** WRITTEN PROBLEM **
Show every line where "value" occurs.
### DATA IN THIS EXERCISE
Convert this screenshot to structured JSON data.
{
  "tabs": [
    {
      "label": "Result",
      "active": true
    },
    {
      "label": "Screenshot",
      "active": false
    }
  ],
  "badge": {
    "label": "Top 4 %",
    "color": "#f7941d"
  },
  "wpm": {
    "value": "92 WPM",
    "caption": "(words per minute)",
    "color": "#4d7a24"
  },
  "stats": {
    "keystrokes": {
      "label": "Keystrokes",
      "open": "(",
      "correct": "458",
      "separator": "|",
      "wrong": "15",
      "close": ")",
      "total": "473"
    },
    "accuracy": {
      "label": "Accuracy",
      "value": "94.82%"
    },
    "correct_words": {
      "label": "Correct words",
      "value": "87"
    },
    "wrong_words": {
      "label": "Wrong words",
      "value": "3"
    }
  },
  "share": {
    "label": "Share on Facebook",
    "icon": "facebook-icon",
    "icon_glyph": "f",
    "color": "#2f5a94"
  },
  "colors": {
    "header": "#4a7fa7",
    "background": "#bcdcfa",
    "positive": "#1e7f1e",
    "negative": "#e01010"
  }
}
######
** THE OUTPUT **
    "value": "92 WPM",
      "value": "94.82%"
      "value": "87"
      "value": "3"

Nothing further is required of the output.